#### Data supplied
>>>>
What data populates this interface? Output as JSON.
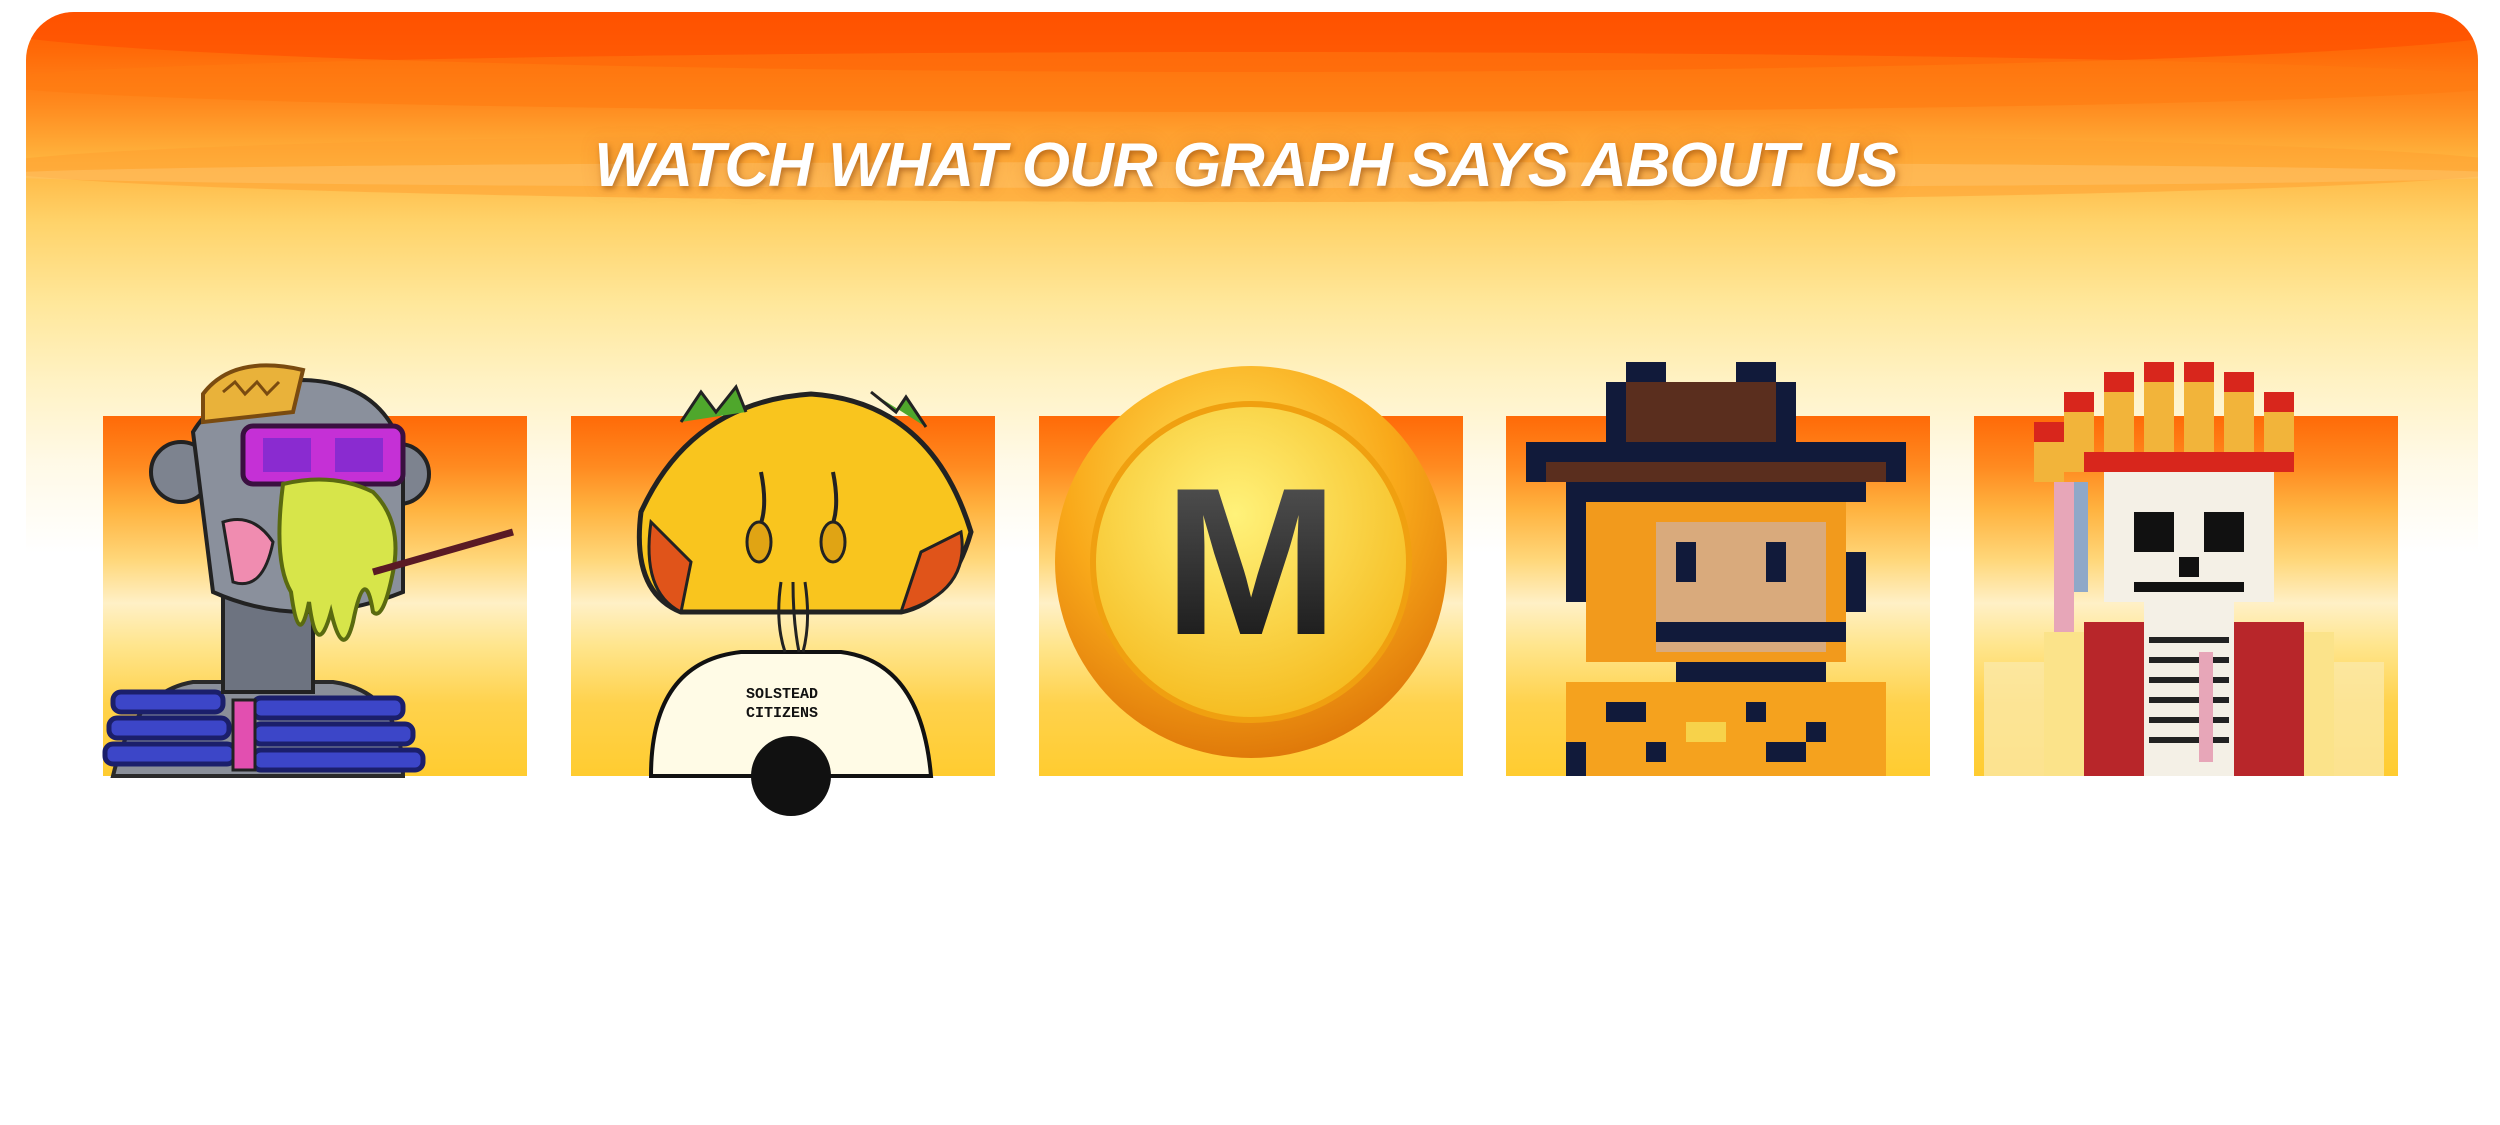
{
  "banner": {
    "title": "WATCH WHAT OUR GRAPH SAYS ABOUT US"
  },
  "nft_cards": [
    {
      "icon": "robot-ape-icon",
      "shirt_text": ""
    },
    {
      "icon": "taco-head-icon",
      "shirt_text": "SOLSTEAD CITIZENS"
    },
    {
      "icon": "gold-coin-m-icon",
      "coin_letter": "M"
    },
    {
      "icon": "pixel-cowboy-ape-icon"
    },
    {
      "icon": "pixel-skeleton-headdress-icon"
    }
  ],
  "colors": {
    "orange": "#ff5a00",
    "gold": "#ffcc30",
    "title_text": "#ffffff"
  }
}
<<<<
#### Task details
Leave out the pictures and transcribe the entries above exactly.

#### Exercise result
What data populates this interface? Output as JSON.
{
  "banner": {
    "title": "WATCH WHAT OUR GRAPH SAYS ABOUT US"
  },
  "nft_cards": [
    {
      "icon": "robot-ape-icon",
      "shirt_text": ""
    },
    {
      "icon": "taco-head-icon",
      "shirt_text": "SOLSTEAD CITIZENS"
    },
    {
      "icon": "gold-coin-m-icon",
      "coin_letter": "M"
    },
    {
      "icon": "pixel-cowboy-ape-icon"
    },
    {
      "icon": "pixel-skeleton-headdress-icon"
    }
  ],
  "colors": {
    "orange": "#ff5a00",
    "gold": "#ffcc30",
    "title_text": "#ffffff"
  }
}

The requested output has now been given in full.